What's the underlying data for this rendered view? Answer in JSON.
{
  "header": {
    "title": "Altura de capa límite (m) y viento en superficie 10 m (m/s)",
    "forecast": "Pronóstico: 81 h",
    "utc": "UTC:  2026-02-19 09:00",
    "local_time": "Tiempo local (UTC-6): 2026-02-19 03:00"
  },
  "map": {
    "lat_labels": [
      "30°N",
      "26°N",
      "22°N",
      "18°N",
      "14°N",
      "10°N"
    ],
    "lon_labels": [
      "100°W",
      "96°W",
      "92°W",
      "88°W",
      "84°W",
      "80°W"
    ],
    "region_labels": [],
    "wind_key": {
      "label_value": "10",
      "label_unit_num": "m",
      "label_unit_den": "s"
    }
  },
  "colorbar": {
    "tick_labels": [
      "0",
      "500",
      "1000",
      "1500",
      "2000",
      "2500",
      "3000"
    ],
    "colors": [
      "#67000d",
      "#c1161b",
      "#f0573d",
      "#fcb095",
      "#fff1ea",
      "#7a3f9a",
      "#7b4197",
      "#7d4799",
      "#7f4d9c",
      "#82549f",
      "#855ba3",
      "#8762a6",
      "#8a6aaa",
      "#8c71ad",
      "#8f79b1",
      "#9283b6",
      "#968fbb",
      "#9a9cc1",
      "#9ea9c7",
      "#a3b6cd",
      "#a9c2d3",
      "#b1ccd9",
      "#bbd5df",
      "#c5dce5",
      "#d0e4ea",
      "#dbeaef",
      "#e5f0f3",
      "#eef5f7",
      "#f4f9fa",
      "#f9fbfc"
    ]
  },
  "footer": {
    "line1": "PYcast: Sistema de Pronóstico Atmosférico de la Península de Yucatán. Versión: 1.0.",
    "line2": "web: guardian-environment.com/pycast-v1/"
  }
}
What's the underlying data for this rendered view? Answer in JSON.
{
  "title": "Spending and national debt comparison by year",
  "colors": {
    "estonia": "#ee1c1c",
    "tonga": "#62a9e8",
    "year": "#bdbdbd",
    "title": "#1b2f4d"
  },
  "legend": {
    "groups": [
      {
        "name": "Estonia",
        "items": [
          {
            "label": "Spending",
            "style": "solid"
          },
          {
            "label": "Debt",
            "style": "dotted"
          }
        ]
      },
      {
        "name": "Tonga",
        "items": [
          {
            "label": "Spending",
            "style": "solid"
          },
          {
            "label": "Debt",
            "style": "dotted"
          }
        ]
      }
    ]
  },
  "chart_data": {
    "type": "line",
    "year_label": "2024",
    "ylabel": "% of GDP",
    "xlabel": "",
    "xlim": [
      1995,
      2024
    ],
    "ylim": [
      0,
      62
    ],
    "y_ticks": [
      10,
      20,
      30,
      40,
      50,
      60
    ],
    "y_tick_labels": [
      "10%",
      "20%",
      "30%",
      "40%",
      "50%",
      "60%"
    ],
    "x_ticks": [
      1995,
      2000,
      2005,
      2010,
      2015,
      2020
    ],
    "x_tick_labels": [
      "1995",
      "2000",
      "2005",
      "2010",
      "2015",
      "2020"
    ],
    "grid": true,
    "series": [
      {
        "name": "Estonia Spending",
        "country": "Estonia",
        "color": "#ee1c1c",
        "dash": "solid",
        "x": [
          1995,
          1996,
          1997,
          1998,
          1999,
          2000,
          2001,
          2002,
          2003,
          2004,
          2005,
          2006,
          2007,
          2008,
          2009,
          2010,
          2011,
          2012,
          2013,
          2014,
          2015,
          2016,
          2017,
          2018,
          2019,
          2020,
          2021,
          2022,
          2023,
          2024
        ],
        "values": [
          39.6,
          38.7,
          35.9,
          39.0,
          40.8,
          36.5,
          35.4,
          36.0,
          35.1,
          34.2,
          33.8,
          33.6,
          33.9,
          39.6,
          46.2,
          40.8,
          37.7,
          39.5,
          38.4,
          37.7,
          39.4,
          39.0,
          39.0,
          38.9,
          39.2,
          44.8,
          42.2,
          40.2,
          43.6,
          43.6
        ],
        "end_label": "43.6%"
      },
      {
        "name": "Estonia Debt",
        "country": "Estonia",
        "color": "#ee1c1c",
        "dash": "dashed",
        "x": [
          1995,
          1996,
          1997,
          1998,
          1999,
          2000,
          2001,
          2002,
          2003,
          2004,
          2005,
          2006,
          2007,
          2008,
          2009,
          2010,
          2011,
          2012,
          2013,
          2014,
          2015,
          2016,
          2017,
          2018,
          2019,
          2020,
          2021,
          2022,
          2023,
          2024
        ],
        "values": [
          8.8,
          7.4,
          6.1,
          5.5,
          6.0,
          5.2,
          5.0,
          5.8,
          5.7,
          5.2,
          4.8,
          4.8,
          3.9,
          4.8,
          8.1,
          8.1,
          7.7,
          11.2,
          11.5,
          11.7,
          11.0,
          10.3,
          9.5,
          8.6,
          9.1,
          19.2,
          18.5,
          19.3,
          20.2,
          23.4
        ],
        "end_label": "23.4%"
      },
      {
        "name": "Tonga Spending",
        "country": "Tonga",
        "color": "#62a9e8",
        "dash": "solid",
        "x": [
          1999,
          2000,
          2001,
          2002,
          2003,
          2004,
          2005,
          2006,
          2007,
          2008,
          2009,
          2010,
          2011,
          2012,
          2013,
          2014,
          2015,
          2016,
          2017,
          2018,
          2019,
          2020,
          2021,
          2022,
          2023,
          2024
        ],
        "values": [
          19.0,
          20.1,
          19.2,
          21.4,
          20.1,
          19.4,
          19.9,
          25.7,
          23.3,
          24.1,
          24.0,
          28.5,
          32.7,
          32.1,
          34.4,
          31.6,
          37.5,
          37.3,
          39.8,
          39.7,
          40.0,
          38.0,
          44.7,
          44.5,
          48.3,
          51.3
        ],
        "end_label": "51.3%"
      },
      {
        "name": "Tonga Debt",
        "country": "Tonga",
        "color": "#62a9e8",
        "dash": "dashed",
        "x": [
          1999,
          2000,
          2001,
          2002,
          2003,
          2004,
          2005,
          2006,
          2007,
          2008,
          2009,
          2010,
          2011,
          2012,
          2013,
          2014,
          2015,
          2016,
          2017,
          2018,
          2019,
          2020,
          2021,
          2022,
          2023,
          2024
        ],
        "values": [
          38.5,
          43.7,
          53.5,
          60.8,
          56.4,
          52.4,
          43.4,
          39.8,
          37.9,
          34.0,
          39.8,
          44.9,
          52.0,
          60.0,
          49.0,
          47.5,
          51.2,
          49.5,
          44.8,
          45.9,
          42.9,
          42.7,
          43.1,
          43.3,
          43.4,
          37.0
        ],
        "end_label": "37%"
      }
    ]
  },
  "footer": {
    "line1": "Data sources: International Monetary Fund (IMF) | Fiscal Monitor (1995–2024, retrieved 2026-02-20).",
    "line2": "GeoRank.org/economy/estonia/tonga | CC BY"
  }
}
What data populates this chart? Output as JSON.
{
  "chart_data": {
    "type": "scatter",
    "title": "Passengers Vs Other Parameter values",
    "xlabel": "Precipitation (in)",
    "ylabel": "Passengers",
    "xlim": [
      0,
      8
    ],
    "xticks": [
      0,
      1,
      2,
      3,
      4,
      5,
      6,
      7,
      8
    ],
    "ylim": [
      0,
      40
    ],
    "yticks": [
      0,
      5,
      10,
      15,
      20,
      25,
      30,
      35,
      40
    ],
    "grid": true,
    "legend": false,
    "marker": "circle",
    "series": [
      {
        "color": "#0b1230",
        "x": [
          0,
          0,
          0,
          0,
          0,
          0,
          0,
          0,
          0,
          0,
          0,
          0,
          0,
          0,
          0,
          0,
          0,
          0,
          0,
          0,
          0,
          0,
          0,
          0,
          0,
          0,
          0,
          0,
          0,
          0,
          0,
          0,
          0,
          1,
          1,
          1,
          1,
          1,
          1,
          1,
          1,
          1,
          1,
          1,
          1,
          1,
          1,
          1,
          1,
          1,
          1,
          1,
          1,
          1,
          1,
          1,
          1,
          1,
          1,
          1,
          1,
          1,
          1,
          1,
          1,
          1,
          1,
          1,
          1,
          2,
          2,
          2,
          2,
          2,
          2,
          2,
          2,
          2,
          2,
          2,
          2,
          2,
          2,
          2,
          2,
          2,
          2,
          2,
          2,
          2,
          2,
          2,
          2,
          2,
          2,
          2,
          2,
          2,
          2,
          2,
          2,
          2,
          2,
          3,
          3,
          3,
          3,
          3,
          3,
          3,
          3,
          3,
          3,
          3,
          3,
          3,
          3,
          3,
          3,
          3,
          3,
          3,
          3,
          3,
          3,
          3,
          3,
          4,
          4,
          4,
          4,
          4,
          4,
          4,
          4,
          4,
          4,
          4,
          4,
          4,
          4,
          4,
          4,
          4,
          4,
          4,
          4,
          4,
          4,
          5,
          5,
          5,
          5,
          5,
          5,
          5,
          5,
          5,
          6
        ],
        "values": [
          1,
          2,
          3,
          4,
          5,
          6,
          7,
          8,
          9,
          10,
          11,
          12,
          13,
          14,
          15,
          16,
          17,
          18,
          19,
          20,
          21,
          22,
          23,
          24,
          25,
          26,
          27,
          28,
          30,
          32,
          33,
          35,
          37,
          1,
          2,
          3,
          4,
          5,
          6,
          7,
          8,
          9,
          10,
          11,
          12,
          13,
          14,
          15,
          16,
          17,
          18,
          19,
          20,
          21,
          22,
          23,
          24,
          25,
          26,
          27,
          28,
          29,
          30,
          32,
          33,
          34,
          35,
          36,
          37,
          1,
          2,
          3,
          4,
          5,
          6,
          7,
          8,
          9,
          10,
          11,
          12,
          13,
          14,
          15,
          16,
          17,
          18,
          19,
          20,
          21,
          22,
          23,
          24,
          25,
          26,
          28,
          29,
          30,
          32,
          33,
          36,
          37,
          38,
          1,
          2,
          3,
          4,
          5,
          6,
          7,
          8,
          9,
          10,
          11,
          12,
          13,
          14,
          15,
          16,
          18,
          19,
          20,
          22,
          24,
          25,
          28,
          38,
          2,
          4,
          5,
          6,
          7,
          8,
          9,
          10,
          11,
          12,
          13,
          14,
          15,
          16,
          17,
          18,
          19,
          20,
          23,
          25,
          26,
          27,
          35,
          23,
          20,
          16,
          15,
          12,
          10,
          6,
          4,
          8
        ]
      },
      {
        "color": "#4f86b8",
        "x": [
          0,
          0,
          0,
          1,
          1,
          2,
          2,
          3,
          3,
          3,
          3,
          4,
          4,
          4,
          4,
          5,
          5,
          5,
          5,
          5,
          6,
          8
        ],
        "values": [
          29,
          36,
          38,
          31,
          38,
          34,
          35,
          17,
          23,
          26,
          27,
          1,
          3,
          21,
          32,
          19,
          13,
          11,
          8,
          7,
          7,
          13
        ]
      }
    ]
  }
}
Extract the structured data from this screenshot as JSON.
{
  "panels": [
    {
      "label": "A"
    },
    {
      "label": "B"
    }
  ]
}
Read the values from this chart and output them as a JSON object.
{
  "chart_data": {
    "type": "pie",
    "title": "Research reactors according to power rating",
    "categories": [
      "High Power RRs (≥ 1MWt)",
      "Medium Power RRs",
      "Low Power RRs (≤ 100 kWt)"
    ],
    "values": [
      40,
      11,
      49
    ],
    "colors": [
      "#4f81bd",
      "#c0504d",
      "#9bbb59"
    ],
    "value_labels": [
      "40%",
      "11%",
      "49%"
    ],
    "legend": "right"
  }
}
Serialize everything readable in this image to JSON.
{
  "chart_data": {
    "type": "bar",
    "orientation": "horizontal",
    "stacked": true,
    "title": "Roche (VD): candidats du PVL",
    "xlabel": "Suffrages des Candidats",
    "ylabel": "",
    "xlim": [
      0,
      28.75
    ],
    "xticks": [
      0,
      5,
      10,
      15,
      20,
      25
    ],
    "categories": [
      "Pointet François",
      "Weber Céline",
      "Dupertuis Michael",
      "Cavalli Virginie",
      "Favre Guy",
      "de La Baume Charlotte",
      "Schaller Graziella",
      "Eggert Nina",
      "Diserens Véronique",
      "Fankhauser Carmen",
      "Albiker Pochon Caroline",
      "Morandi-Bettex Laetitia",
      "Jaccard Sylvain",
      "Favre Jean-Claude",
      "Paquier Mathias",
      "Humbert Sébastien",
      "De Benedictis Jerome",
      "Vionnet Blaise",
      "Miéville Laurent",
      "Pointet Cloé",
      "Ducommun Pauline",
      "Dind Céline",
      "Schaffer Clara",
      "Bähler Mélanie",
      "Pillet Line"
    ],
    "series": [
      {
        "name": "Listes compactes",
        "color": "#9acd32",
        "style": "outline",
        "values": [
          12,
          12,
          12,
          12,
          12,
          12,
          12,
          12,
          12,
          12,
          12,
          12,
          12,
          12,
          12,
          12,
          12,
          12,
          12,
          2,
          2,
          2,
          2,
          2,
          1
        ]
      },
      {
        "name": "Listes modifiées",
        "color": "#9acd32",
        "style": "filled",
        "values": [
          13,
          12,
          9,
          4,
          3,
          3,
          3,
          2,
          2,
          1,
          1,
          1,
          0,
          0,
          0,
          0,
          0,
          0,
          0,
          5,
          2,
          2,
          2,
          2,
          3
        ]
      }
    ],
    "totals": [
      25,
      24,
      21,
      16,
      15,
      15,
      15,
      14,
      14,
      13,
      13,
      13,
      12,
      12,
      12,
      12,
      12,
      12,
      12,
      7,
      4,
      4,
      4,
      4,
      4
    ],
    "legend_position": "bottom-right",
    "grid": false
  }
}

TASK TO CARRY OUT —
Locate the word "ylabel" in the records above, and return each line that has it.

FINISHED EXERCISE —
    "ylabel": "% of GDP",
    "ylabel": "Passengers",
    "ylabel": "",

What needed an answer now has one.